> WRITTEN TASK
Could you print every record below exactly as it appears?

○ ○ ○

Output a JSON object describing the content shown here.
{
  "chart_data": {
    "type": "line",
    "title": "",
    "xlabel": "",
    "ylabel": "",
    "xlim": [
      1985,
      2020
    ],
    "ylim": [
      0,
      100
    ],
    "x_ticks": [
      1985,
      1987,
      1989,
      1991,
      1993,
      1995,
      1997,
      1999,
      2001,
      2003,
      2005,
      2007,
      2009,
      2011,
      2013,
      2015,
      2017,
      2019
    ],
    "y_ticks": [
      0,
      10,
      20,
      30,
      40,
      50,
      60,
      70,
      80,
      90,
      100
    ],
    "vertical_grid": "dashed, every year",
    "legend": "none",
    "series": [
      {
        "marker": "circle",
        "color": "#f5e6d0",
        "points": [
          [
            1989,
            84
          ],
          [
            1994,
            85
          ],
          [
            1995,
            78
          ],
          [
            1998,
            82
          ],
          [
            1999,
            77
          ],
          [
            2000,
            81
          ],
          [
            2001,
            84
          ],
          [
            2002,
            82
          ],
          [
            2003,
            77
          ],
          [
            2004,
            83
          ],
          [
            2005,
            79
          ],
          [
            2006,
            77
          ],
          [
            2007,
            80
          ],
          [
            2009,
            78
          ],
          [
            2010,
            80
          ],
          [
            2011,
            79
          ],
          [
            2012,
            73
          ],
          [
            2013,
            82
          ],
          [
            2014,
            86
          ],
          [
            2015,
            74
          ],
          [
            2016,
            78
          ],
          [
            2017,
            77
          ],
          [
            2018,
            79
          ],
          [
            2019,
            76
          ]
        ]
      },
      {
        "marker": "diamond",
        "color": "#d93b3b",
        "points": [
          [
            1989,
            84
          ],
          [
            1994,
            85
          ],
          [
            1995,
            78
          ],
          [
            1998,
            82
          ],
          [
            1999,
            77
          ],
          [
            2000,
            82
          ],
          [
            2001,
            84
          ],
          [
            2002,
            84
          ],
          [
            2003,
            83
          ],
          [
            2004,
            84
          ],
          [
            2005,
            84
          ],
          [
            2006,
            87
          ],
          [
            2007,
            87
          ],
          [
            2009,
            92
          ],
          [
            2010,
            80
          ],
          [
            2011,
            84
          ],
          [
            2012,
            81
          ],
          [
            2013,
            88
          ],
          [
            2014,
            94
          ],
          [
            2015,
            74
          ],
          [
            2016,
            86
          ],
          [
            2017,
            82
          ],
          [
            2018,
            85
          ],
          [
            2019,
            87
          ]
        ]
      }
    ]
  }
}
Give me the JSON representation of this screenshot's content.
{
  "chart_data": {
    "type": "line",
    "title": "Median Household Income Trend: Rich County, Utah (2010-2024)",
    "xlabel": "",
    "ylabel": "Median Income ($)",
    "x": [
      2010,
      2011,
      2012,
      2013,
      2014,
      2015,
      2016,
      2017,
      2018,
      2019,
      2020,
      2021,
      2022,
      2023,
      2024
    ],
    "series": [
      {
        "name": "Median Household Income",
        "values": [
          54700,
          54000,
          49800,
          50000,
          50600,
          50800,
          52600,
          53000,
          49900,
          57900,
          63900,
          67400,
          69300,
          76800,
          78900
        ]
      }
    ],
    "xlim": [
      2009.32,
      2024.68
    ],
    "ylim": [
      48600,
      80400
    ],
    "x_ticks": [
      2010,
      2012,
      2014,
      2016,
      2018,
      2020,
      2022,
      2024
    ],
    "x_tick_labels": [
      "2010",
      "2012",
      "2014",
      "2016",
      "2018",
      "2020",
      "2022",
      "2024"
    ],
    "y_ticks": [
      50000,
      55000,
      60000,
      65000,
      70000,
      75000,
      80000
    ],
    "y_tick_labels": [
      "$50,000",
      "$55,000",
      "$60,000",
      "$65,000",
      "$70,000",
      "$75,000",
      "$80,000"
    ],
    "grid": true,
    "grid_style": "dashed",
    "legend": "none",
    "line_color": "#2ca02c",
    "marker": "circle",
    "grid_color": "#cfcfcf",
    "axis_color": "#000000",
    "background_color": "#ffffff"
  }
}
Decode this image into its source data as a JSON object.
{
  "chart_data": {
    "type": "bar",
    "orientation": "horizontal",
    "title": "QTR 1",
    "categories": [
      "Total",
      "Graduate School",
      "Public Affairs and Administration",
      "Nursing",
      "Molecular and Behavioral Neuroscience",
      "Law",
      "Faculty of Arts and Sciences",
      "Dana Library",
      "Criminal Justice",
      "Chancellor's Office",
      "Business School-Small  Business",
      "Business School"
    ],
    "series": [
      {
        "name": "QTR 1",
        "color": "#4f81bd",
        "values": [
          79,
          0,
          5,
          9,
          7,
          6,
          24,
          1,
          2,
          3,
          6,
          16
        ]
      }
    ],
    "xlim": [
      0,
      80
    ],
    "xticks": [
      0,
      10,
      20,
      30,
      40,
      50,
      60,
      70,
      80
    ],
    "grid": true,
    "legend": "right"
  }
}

○ ○ ○

> EXERCISE ANSWER
Output a JSON object describing the content shown here.
{
  "chart_data": {
    "type": "line",
    "title": "",
    "xlabel": "",
    "ylabel": "",
    "xlim": [
      1985,
      2020
    ],
    "ylim": [
      0,
      100
    ],
    "x_ticks": [
      1985,
      1987,
      1989,
      1991,
      1993,
      1995,
      1997,
      1999,
      2001,
      2003,
      2005,
      2007,
      2009,
      2011,
      2013,
      2015,
      2017,
      2019
    ],
    "y_ticks": [
      0,
      10,
      20,
      30,
      40,
      50,
      60,
      70,
      80,
      90,
      100
    ],
    "vertical_grid": "dashed, every year",
    "legend": "none",
    "series": [
      {
        "marker": "circle",
        "color": "#f5e6d0",
        "points": [
          [
            1989,
            84
          ],
          [
            1994,
            85
          ],
          [
            1995,
            78
          ],
          [
            1998,
            82
          ],
          [
            1999,
            77
          ],
          [
            2000,
            81
          ],
          [
            2001,
            84
          ],
          [
            2002,
            82
          ],
          [
            2003,
            77
          ],
          [
            2004,
            83
          ],
          [
            2005,
            79
          ],
          [
            2006,
            77
          ],
          [
            2007,
            80
          ],
          [
            2009,
            78
          ],
          [
            2010,
            80
          ],
          [
            2011,
            79
          ],
          [
            2012,
            73
          ],
          [
            2013,
            82
          ],
          [
            2014,
            86
          ],
          [
            2015,
            74
          ],
          [
            2016,
            78
          ],
          [
            2017,
            77
          ],
          [
            2018,
            79
          ],
          [
            2019,
            76
          ]
        ]
      },
      {
        "marker": "diamond",
        "color": "#d93b3b",
        "points": [
          [
            1989,
            84
          ],
          [
            1994,
            85
          ],
          [
            1995,
            78
          ],
          [
            1998,
            82
          ],
          [
            1999,
            77
          ],
          [
            2000,
            82
          ],
          [
            2001,
            84
          ],
          [
            2002,
            84
          ],
          [
            2003,
            83
          ],
          [
            2004,
            84
          ],
          [
            2005,
            84
          ],
          [
            2006,
            87
          ],
          [
            2007,
            87
          ],
          [
            2009,
            92
          ],
          [
            2010,
            80
          ],
          [
            2011,
            84
          ],
          [
            2012,
            81
          ],
          [
            2013,
            88
          ],
          [
            2014,
            94
          ],
          [
            2015,
            74
          ],
          [
            2016,
            86
          ],
          [
            2017,
            82
          ],
          [
            2018,
            85
          ],
          [
            2019,
            87
          ]
        ]
      }
    ]
  }
}
Give me the JSON representation of this screenshot's content.
{
  "chart_data": {
    "type": "line",
    "title": "Median Household Income Trend: Rich County, Utah (2010-2024)",
    "xlabel": "",
    "ylabel": "Median Income ($)",
    "x": [
      2010,
      2011,
      2012,
      2013,
      2014,
      2015,
      2016,
      2017,
      2018,
      2019,
      2020,
      2021,
      2022,
      2023,
      2024
    ],
    "series": [
      {
        "name": "Median Household Income",
        "values": [
          54700,
          54000,
          49800,
          50000,
          50600,
          50800,
          52600,
          53000,
          49900,
          57900,
          63900,
          67400,
          69300,
          76800,
          78900
        ]
      }
    ],
    "xlim": [
      2009.32,
      2024.68
    ],
    "ylim": [
      48600,
      80400
    ],
    "x_ticks": [
      2010,
      2012,
      2014,
      2016,
      2018,
      2020,
      2022,
      2024
    ],
    "x_tick_labels": [
      "2010",
      "2012",
      "2014",
      "2016",
      "2018",
      "2020",
      "2022",
      "2024"
    ],
    "y_ticks": [
      50000,
      55000,
      60000,
      65000,
      70000,
      75000,
      80000
    ],
    "y_tick_labels": [
      "$50,000",
      "$55,000",
      "$60,000",
      "$65,000",
      "$70,000",
      "$75,000",
      "$80,000"
    ],
    "grid": true,
    "grid_style": "dashed",
    "legend": "none",
    "line_color": "#2ca02c",
    "marker": "circle",
    "grid_color": "#cfcfcf",
    "axis_color": "#000000",
    "background_color": "#ffffff"
  }
}
Decode this image into its source data as a JSON object.
{
  "chart_data": {
    "type": "bar",
    "orientation": "horizontal",
    "title": "QTR 1",
    "categories": [
      "Total",
      "Graduate School",
      "Public Affairs and Administration",
      "Nursing",
      "Molecular and Behavioral Neuroscience",
      "Law",
      "Faculty of Arts and Sciences",
      "Dana Library",
      "Criminal Justice",
      "Chancellor's Office",
      "Business School-Small  Business",
      "Business School"
    ],
    "series": [
      {
        "name": "QTR 1",
        "color": "#4f81bd",
        "values": [
          79,
          0,
          5,
          9,
          7,
          6,
          24,
          1,
          2,
          3,
          6,
          16
        ]
      }
    ],
    "xlim": [
      0,
      80
    ],
    "xticks": [
      0,
      10,
      20,
      30,
      40,
      50,
      60,
      70,
      80
    ],
    "grid": true,
    "legend": "right"
  }
}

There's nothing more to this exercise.